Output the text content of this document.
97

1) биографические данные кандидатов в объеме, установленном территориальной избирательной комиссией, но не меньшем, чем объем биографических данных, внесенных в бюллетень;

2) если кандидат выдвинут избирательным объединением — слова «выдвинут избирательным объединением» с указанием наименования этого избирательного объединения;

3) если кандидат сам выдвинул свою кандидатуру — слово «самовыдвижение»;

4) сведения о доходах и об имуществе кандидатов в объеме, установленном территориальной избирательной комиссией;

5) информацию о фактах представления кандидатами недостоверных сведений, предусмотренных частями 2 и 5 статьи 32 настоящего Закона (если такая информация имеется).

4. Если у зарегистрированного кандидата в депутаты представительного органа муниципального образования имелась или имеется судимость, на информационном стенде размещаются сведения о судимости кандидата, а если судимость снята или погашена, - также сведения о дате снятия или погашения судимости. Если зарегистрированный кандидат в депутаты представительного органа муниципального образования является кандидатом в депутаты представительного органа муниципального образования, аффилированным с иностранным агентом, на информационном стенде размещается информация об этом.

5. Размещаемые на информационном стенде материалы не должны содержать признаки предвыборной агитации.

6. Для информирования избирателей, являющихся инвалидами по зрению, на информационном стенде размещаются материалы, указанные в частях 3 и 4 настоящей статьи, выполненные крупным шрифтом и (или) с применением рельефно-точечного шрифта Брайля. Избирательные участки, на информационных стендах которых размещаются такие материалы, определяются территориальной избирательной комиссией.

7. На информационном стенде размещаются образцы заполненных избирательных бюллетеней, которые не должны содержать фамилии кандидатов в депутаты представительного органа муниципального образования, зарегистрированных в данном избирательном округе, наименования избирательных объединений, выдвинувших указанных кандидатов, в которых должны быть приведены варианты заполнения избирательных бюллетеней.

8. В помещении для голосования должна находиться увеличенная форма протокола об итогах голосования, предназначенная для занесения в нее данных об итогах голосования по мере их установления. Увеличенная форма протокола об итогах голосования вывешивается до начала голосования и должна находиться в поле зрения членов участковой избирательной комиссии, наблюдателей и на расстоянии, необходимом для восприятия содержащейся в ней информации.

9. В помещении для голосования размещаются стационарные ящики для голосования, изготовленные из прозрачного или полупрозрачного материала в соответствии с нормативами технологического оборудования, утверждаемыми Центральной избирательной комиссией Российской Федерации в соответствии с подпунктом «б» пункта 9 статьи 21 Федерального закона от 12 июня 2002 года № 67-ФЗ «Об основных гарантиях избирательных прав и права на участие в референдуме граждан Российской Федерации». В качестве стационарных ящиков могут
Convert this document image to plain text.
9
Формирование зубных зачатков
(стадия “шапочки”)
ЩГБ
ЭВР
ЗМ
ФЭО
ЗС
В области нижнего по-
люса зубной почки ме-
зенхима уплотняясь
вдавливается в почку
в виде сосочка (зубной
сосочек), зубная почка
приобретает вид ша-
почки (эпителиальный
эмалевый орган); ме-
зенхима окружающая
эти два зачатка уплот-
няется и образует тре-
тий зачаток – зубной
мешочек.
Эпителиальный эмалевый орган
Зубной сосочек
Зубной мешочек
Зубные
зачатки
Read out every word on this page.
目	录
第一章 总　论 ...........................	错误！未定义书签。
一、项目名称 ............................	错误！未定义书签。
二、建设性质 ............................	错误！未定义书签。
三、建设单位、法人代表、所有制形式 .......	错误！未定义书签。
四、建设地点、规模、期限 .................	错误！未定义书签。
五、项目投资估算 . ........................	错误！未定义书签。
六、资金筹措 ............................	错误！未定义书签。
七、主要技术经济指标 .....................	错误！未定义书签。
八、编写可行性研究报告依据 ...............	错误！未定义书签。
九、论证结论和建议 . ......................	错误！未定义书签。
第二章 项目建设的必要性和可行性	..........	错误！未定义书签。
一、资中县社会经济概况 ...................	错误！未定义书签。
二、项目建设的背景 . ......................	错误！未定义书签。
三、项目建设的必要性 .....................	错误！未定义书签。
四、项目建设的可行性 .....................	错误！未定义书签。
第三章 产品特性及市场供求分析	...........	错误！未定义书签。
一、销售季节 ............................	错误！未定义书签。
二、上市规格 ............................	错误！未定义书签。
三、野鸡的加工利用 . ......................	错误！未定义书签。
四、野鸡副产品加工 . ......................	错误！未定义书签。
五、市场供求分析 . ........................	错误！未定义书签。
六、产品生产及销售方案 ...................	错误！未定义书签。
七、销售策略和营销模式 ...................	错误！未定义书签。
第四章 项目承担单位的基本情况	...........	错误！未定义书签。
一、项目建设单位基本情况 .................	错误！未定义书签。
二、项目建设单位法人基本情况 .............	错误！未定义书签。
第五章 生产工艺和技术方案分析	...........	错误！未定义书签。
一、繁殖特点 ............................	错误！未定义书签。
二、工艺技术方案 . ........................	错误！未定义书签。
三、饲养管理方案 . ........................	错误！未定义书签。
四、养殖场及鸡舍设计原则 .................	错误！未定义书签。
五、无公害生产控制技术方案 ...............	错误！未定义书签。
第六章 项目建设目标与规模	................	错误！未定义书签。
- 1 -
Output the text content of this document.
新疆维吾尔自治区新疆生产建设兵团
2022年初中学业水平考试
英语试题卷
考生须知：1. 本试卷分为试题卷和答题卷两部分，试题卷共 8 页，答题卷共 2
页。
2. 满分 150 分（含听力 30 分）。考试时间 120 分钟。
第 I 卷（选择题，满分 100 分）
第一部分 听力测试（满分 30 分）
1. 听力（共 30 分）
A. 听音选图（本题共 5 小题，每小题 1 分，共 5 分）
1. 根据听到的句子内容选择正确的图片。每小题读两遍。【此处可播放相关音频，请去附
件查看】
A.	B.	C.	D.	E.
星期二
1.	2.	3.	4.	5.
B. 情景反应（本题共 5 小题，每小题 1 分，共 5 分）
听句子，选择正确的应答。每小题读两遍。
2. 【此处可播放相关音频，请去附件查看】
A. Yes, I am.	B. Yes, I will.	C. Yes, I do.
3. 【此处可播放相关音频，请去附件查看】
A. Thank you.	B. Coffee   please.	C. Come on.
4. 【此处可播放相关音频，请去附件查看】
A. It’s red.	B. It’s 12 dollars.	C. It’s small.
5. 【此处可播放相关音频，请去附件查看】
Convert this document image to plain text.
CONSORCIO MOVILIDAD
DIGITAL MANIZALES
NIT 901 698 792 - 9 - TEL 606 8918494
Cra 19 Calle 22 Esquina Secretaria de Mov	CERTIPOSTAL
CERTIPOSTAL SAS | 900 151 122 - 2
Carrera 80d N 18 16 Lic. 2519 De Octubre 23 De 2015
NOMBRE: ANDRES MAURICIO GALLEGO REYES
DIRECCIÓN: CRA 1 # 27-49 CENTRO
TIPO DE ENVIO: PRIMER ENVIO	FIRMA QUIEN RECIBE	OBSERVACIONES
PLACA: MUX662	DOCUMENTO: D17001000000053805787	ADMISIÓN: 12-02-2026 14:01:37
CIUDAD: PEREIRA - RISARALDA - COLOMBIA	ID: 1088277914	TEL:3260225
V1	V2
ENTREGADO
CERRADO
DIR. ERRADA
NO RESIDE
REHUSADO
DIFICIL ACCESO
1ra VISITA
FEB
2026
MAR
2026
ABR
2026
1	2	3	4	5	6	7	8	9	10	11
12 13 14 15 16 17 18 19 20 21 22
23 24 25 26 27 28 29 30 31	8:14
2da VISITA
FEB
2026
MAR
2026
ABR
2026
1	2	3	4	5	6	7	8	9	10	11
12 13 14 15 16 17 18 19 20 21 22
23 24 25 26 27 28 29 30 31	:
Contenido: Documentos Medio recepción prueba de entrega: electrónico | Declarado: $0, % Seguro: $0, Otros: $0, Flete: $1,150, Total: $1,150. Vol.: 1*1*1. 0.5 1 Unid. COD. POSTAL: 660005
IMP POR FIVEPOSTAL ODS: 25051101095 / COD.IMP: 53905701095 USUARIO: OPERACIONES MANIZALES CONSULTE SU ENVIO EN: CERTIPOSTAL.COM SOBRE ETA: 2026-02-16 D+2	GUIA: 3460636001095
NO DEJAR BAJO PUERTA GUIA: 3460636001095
★ ★ ★ ★ ★ ★ ★
> _Task description_
Give the number of lines in the entries that include the string "ENVIO", and nothing more.

> _Answer in full_
2